Extracted records
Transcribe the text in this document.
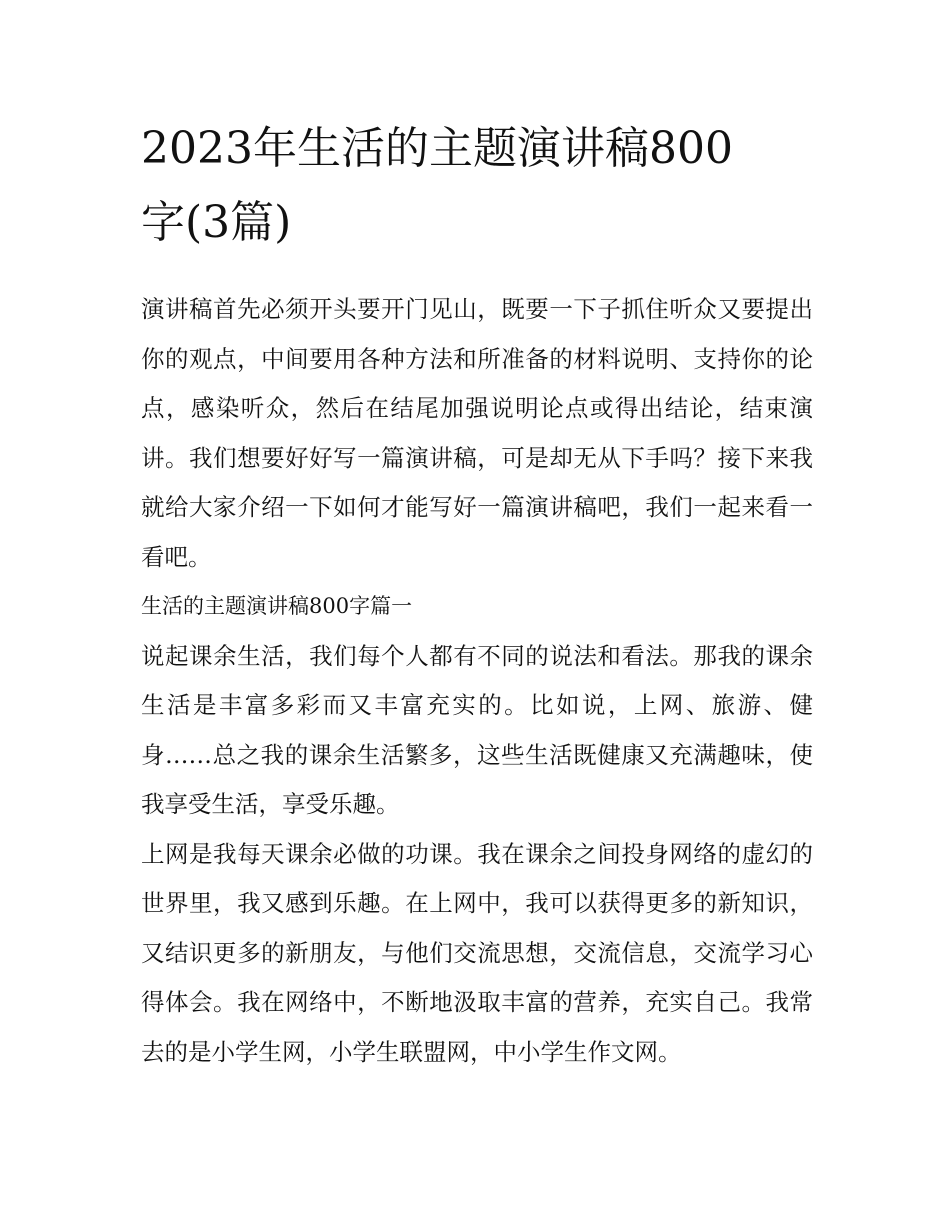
2023年生活的主题演讲稿800
字(3篇)

演讲稿首先必须开头要开门见山，既要一下子抓住听众又要提出你的观点，中间要用各种方法和所准备的材料说明、支持你的论点，感染听众，然后在结尾加强说明论点或得出结论，结束演讲。我们想要好好写一篇演讲稿，可是却无从下手吗？接下来我就给大家介绍一下如何才能写好一篇演讲稿吧，我们一起来看一看吧。

生活的主题演讲稿800字篇一

说起课余生活，我们每个人都有不同的说法和看法。那我的课余生活是丰富多彩而又丰富充实的。比如说，上网、旅游、健身……总之我的课余生活繁多，这些生活既健康又充满趣味，使我享受生活，享受乐趣。

上网是我每天课余必做的功课。我在课余之间投身网络的虚幻的世界里，我又感到乐趣。在上网中，我可以获得更多的新知识，又结识更多的新朋友，与他们交流思想，交流信息，交流学习心得体会。我在网络中，不断地汲取丰富的营养，充实自己。我常去的是小学生网，小学生联盟网，中小学生作文网。
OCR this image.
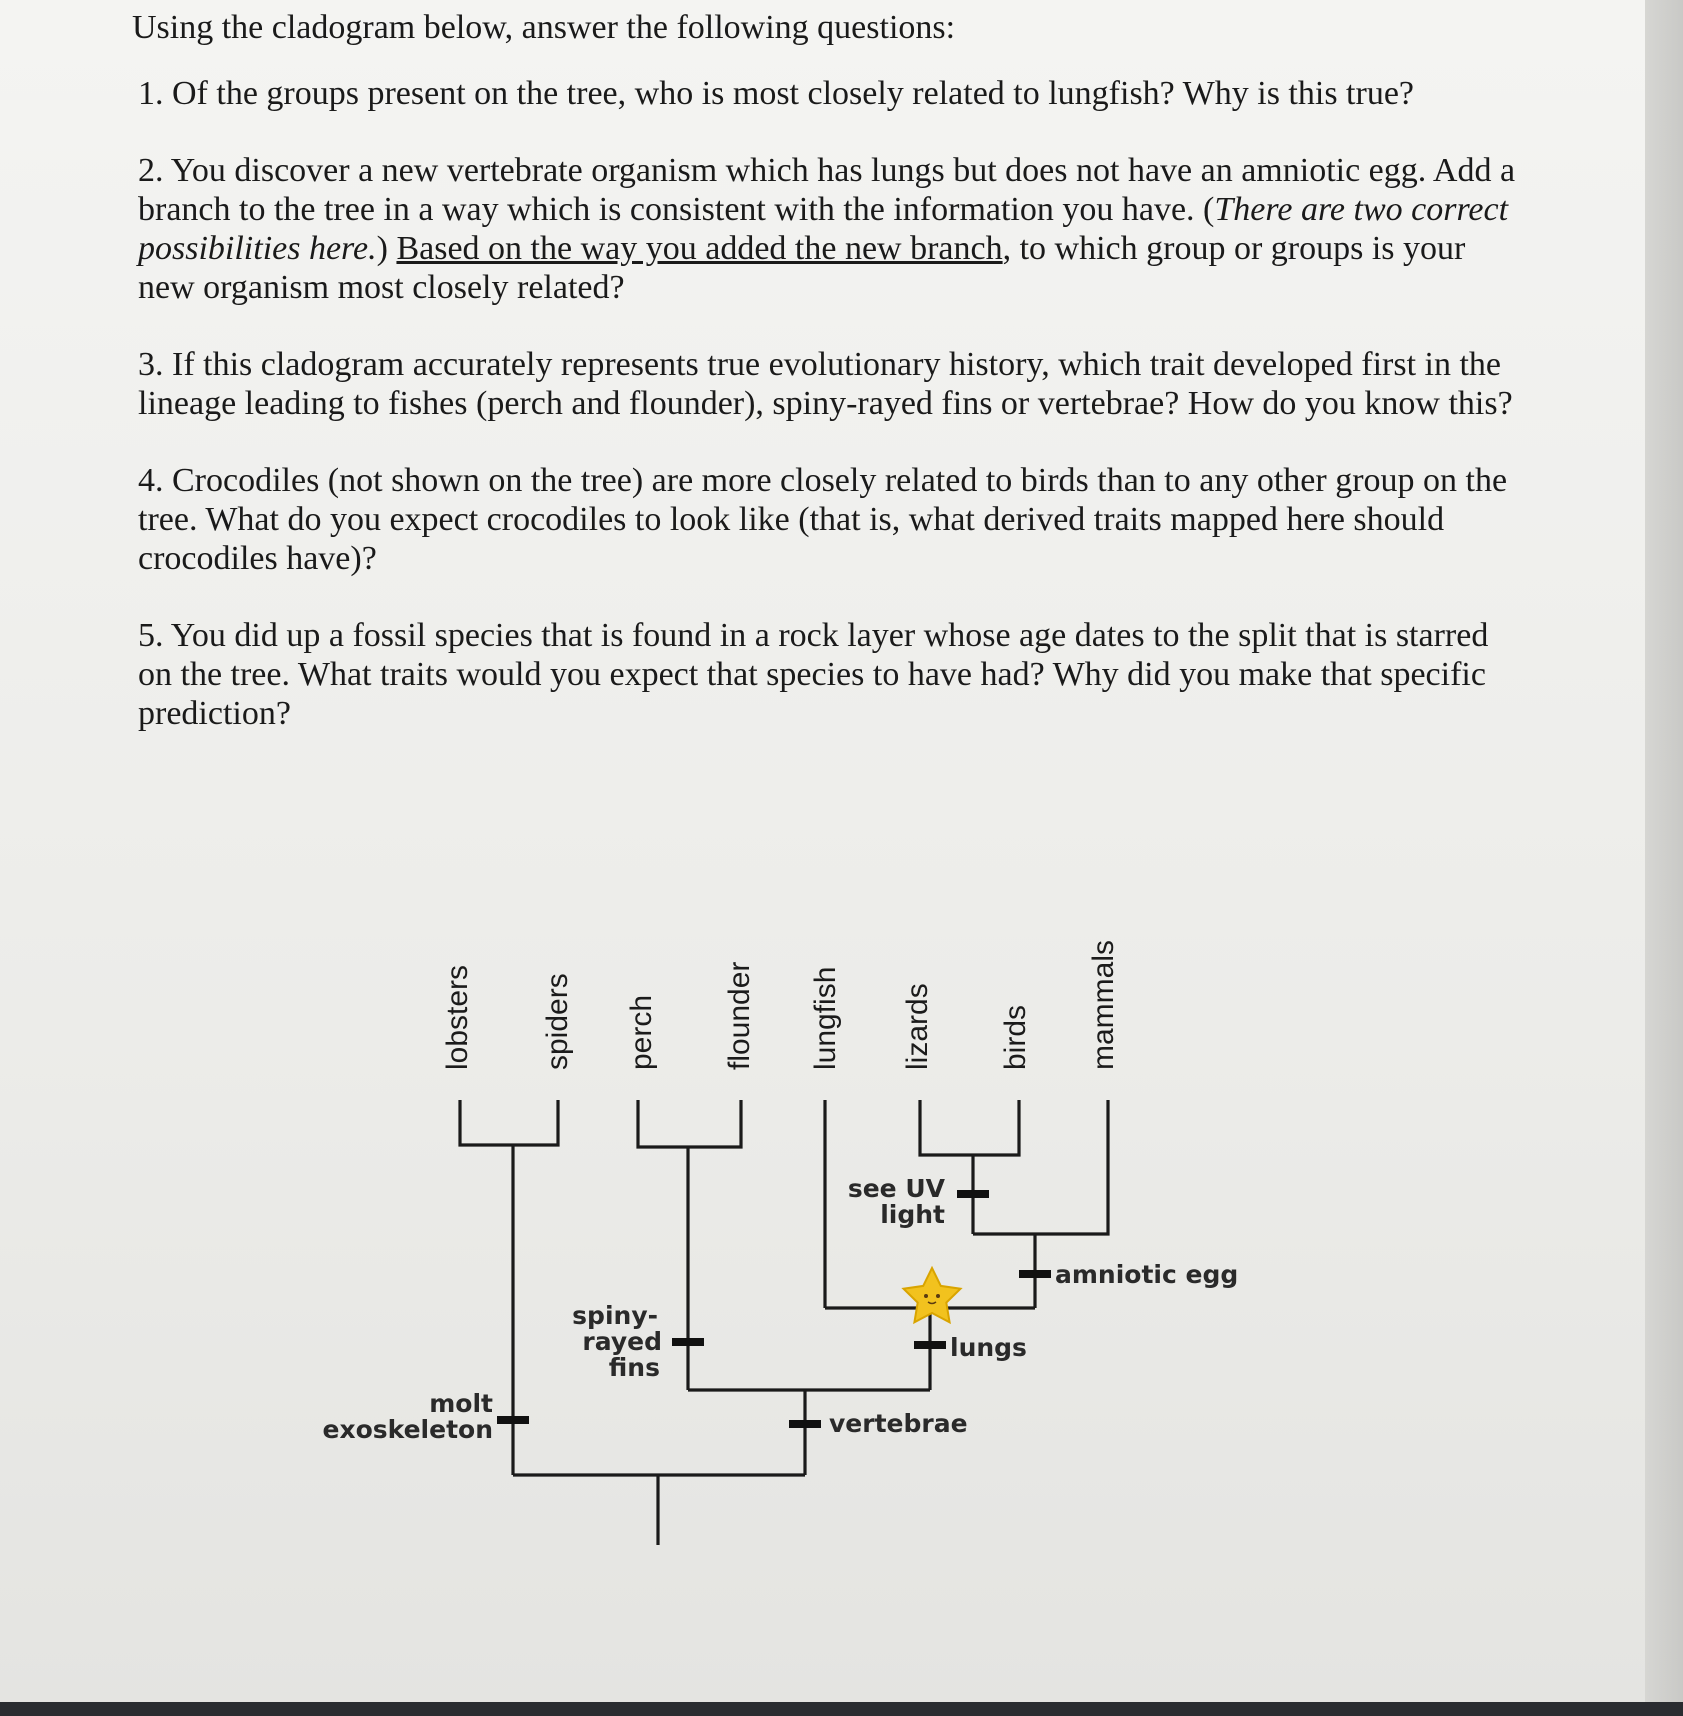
Using the cladogram below, answer the following questions:

1. Of the groups present on the tree, who is most closely related to lungfish? Why is this true?

2. You discover a new vertebrate organism which has lungs but does not have an amniotic egg. Add a branch to the tree in a way which is consistent with the information you have. (There are two correct possibilities here.) Based on the way you added the new branch, to which group or groups is your new organism most closely related?

3. If this cladogram accurately represents true evolutionary history, which trait developed first in the lineage leading to fishes (perch and flounder), spiny-rayed fins or vertebrae? How do you know this?

4. Crocodiles (not shown on the tree) are more closely related to birds than to any other group on the tree. What do you expect crocodiles to look like (that is, what derived traits mapped here should crocodiles have)?

5. You did up a fossil species that is found in a rock layer whose age dates to the split that is starred on the tree. What traits would you expect that species to have had? Why did you make that specific prediction?

lobsters spiders perch flounder lungfish lizards birds mammals
molt
exoskeleton
spiny-
rayed
fins
vertebrae
lungs
amniotic egg
see UV
light
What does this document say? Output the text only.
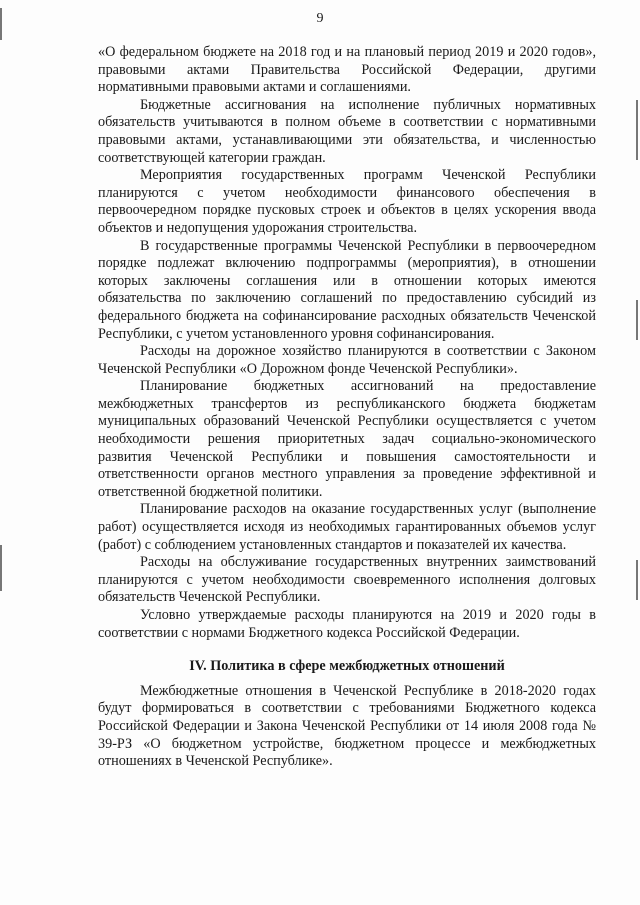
9

«О федеральном бюджете на 2018 год и на плановый период 2019 и 2020 годов», правовыми актами Правительства Российской Федерации, другими нормативными правовыми актами и соглашениями.

Бюджетные ассигнования на исполнение публичных нормативных обязательств учитываются в полном объеме в соответствии с нормативными правовыми актами, устанавливающими эти обязательства, и численностью соответствующей категории граждан.

Мероприятия государственных программ Чеченской Республики планируются с учетом необходимости финансового обеспечения в первоочередном порядке пусковых строек и объектов в целях ускорения ввода объектов и недопущения удорожания строительства.

В государственные программы Чеченской Республики в первоочередном порядке подлежат включению подпрограммы (мероприятия), в отношении которых заключены соглашения или в отношении которых имеются обязательства по заключению соглашений по предоставлению субсидий из федерального бюджета на софинансирование расходных обязательств Чеченской Республики, с учетом установленного уровня софинансирования.

Расходы на дорожное хозяйство планируются в соответствии с Законом Чеченской Республики «О Дорожном фонде Чеченской Республики».

Планирование бюджетных ассигнований на предоставление межбюджетных трансфертов из республиканского бюджета бюджетам муниципальных образований Чеченской Республики осуществляется с учетом необходимости решения приоритетных задач социально-экономического развития Чеченской Республики и повышения самостоятельности и ответственности органов местного управления за проведение эффективной и ответственной бюджетной политики.

Планирование расходов на оказание государственных услуг (выполнение работ) осуществляется исходя из необходимых гарантированных объемов услуг (работ) с соблюдением установленных стандартов и показателей их качества.

Расходы на обслуживание государственных внутренних заимствований планируются с учетом необходимости своевременного исполнения долговых обязательств Чеченской Республики.

Условно утверждаемые расходы планируются на 2019 и 2020 годы в соответствии с нормами Бюджетного кодекса Российской Федерации.

IV. Политика в сфере межбюджетных отношений

Межбюджетные отношения в Чеченской Республике в 2018-2020 годах будут формироваться в соответствии с требованиями Бюджетного кодекса Российской Федерации и Закона Чеченской Республики от 14 июля 2008 года № 39-РЗ «О бюджетном устройстве, бюджетном процессе и межбюджетных отношениях в Чеченской Республике».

**WORK TO DO**
Search the listing for the word "text" and return each line that holds it.

**RESULT BELOW**
Transcribe the text in this document.
What does this document say? Output the text only.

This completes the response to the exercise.